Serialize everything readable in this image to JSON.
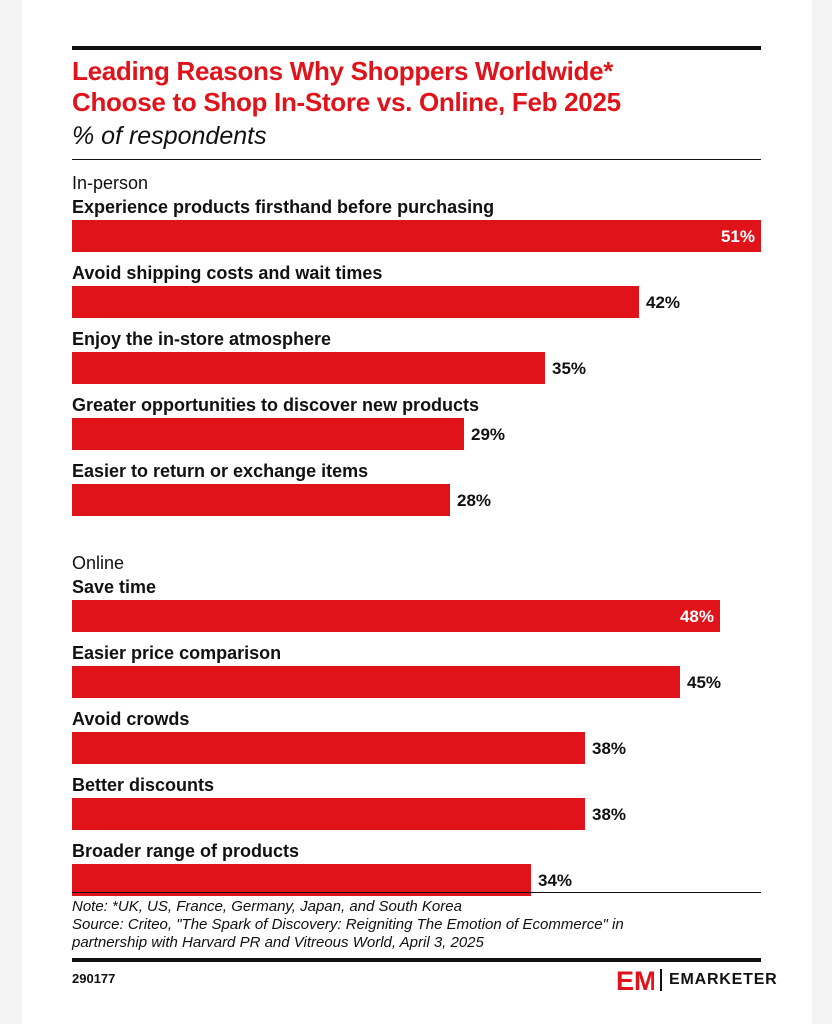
{
  "header": {
    "title_line1": "Leading Reasons Why Shoppers Worldwide*",
    "title_line2": "Choose to Shop In-Store vs. Online, Feb 2025",
    "subtitle": "% of respondents"
  },
  "chart_data": {
    "type": "bar",
    "orientation": "horizontal",
    "unit": "%",
    "xlim": [
      0,
      51
    ],
    "grid": false,
    "groups": [
      {
        "name": "In-person",
        "categories": [
          "Experience products firsthand before purchasing",
          "Avoid shipping costs and wait times",
          "Enjoy the in-store atmosphere",
          "Greater opportunities to discover new products",
          "Easier to return or exchange items"
        ],
        "values": [
          51,
          42,
          35,
          29,
          28
        ]
      },
      {
        "name": "Online",
        "categories": [
          "Save time",
          "Easier price comparison",
          "Avoid crowds",
          "Better discounts",
          "Broader range of products"
        ],
        "values": [
          48,
          45,
          38,
          38,
          34
        ]
      }
    ],
    "colors": {
      "bar": "#e0131b",
      "label_inside": "#ffffff",
      "label_outside": "#111111"
    }
  },
  "footer": {
    "note": "Note: *UK, US, France, Germany, Japan, and South Korea",
    "source_line1": "Source: Criteo, \"The Spark of Discovery: Reigniting The Emotion of Ecommerce\" in",
    "source_line2": "partnership with Harvard PR and Vitreous World, April 3, 2025",
    "chart_id": "290177",
    "brand_mark": "EM",
    "brand": "EMARKETER"
  }
}
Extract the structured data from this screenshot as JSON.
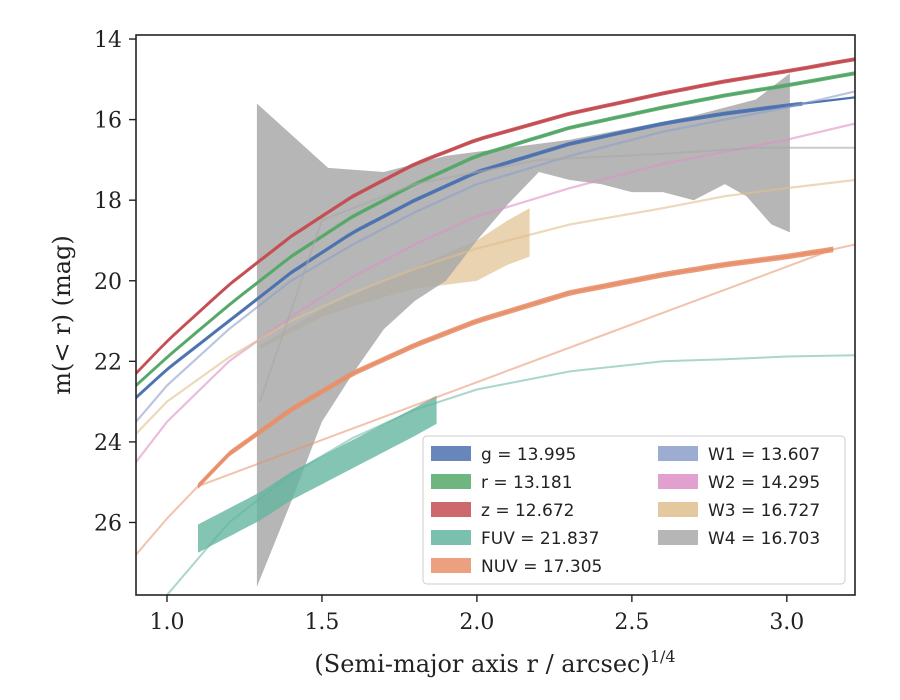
{
  "chart_data": {
    "type": "line",
    "xlabel": "(Semi-major axis r / arcsec)",
    "xlabel_sup": "1/4",
    "ylabel": "m(< r) (mag)",
    "xlim": [
      0.9,
      3.22
    ],
    "ylim": [
      27.8,
      13.9
    ],
    "y_inverted": true,
    "grid": false,
    "legend_position": "lower-right",
    "x_ticks": [
      1.0,
      1.5,
      2.0,
      2.5,
      3.0
    ],
    "x_tick_labels": [
      "1.0",
      "1.5",
      "2.0",
      "2.5",
      "3.0"
    ],
    "y_ticks": [
      14,
      16,
      18,
      20,
      22,
      24,
      26
    ],
    "y_tick_labels": [
      "14",
      "16",
      "18",
      "20",
      "22",
      "24",
      "26"
    ],
    "series": [
      {
        "key": "g",
        "label": "g = 13.995",
        "color": "#4c72b0",
        "x": [
          0.9,
          1.0,
          1.2,
          1.4,
          1.6,
          1.8,
          2.0,
          2.3,
          2.6,
          2.8,
          3.0,
          3.22
        ],
        "y": [
          22.9,
          22.2,
          21.0,
          19.8,
          18.8,
          18.0,
          17.3,
          16.6,
          16.1,
          15.85,
          15.65,
          15.45
        ],
        "band_start": 0.9,
        "band_end": 3.05,
        "band_half_width": 0.05
      },
      {
        "key": "r",
        "label": "r = 13.181",
        "color": "#55a868",
        "x": [
          0.9,
          1.0,
          1.2,
          1.4,
          1.6,
          1.8,
          2.0,
          2.3,
          2.6,
          2.8,
          3.0,
          3.22
        ],
        "y": [
          22.6,
          21.9,
          20.6,
          19.4,
          18.4,
          17.6,
          16.9,
          16.2,
          15.7,
          15.4,
          15.15,
          14.85
        ],
        "band_start": 0.9,
        "band_end": 3.22,
        "band_half_width": 0.05
      },
      {
        "key": "z",
        "label": "z = 12.672",
        "color": "#c44e52",
        "x": [
          0.9,
          1.0,
          1.2,
          1.4,
          1.6,
          1.8,
          2.0,
          2.3,
          2.6,
          2.8,
          3.0,
          3.22
        ],
        "y": [
          22.3,
          21.5,
          20.1,
          18.9,
          17.9,
          17.1,
          16.5,
          15.85,
          15.35,
          15.05,
          14.8,
          14.5
        ],
        "band_start": 0.9,
        "band_end": 3.22,
        "band_half_width": 0.05
      },
      {
        "key": "FUV",
        "label": "FUV = 21.837",
        "color": "#64b5a0",
        "x": [
          1.1,
          1.2,
          1.3,
          1.4,
          1.5,
          1.6,
          1.7,
          1.8,
          1.87
        ],
        "y": [
          26.4,
          26.0,
          25.6,
          25.1,
          24.7,
          24.3,
          23.9,
          23.5,
          23.2
        ],
        "band_start": 1.1,
        "band_end": 1.87,
        "band_half_width": 0.35,
        "extrap_x": [
          0.9,
          1.0,
          1.2,
          1.4,
          1.6,
          1.8,
          2.0,
          2.3,
          2.6,
          2.8,
          3.0,
          3.22
        ],
        "extrap_y": [
          28.9,
          27.8,
          26.0,
          24.8,
          23.9,
          23.2,
          22.7,
          22.25,
          22.0,
          21.95,
          21.88,
          21.85
        ]
      },
      {
        "key": "NUV",
        "label": "NUV = 17.305",
        "color": "#e8906a",
        "x": [
          1.1,
          1.2,
          1.4,
          1.6,
          1.8,
          2.0,
          2.3,
          2.6,
          2.8,
          3.0,
          3.15
        ],
        "y": [
          25.1,
          24.3,
          23.2,
          22.3,
          21.6,
          21.0,
          20.3,
          19.85,
          19.6,
          19.4,
          19.22
        ],
        "band_start": 1.1,
        "band_end": 3.15,
        "band_half_width": 0.07,
        "extrap_x": [
          0.9,
          1.0,
          1.1,
          3.15,
          3.22
        ],
        "extrap_y": [
          26.8,
          25.9,
          25.1,
          19.22,
          19.1
        ]
      },
      {
        "key": "W1",
        "label": "W1 = 13.607",
        "color": "#8c9ec9",
        "x": [
          0.9,
          1.0,
          1.2,
          1.4,
          1.6,
          1.8,
          2.0,
          2.3,
          2.6,
          2.8,
          3.0,
          3.22
        ],
        "y": [
          23.5,
          22.6,
          21.2,
          20.0,
          19.1,
          18.3,
          17.6,
          16.9,
          16.3,
          16.0,
          15.7,
          15.3
        ],
        "band_start": 0,
        "band_end": 0,
        "band_half_width": 0
      },
      {
        "key": "W2",
        "label": "W2 = 14.295",
        "color": "#dd8fc6",
        "x": [
          0.9,
          1.0,
          1.2,
          1.4,
          1.6,
          1.8,
          2.0,
          2.3,
          2.6,
          2.8,
          3.0,
          3.22
        ],
        "y": [
          24.5,
          23.5,
          22.0,
          20.9,
          19.9,
          19.1,
          18.4,
          17.7,
          17.1,
          16.8,
          16.5,
          16.1
        ],
        "band_start": 0,
        "band_end": 0,
        "band_half_width": 0
      },
      {
        "key": "W3",
        "label": "W3 = 16.727",
        "color": "#dfc08e",
        "x": [
          0.9,
          1.0,
          1.2,
          1.4,
          1.6,
          1.8,
          2.0,
          2.3,
          2.6,
          2.8,
          3.0,
          3.22
        ],
        "y": [
          23.8,
          23.0,
          21.9,
          21.0,
          20.3,
          19.7,
          19.2,
          18.6,
          18.2,
          17.9,
          17.7,
          17.5
        ],
        "band_start": 0,
        "band_end": 0,
        "band_half_width": 0,
        "patch_top_x": [
          1.3,
          1.5,
          1.7,
          1.85,
          2.0,
          2.1,
          2.17
        ],
        "patch_top_y": [
          21.6,
          20.7,
          20.0,
          19.5,
          19.0,
          18.5,
          18.2
        ],
        "patch_bottom_x": [
          2.17,
          2.1,
          2.0,
          1.9,
          1.8,
          1.7,
          1.5,
          1.3
        ],
        "patch_bottom_y": [
          19.4,
          19.6,
          20.0,
          20.1,
          20.2,
          20.4,
          20.9,
          21.7
        ]
      },
      {
        "key": "W4",
        "label": "W4 = 16.703",
        "color": "#a9a9a9",
        "x": [
          1.3,
          1.5,
          1.8,
          2.2,
          2.6,
          2.9,
          3.22
        ],
        "y": [
          23.0,
          18.5,
          17.6,
          17.0,
          16.85,
          16.7,
          16.7
        ],
        "band_start": 0,
        "band_end": 0,
        "band_half_width": 0,
        "patch_top_x": [
          1.29,
          1.52,
          1.7,
          1.9,
          2.1,
          2.3,
          2.5,
          2.7,
          2.9,
          3.01
        ],
        "patch_top_y": [
          15.6,
          17.2,
          17.3,
          16.9,
          16.7,
          16.5,
          16.2,
          15.9,
          15.5,
          14.85
        ],
        "patch_bottom_x": [
          3.01,
          2.95,
          2.87,
          2.8,
          2.7,
          2.6,
          2.5,
          2.4,
          2.3,
          2.2,
          2.1,
          2.0,
          1.9,
          1.8,
          1.7,
          1.6,
          1.5,
          1.4,
          1.29,
          1.29
        ],
        "patch_bottom_y": [
          18.8,
          18.6,
          17.9,
          17.6,
          18.0,
          17.8,
          17.8,
          17.6,
          17.5,
          17.3,
          18.1,
          19.0,
          20.0,
          20.5,
          21.2,
          22.3,
          23.5,
          25.5,
          27.6,
          27.6
        ]
      }
    ],
    "legend_columns": [
      [
        "g",
        "r",
        "z",
        "FUV",
        "NUV"
      ],
      [
        "W1",
        "W2",
        "W3",
        "W4"
      ]
    ]
  }
}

++++++

Exactly how many lines of the listing above contain the string "Avoid"? Give no more than the number.

2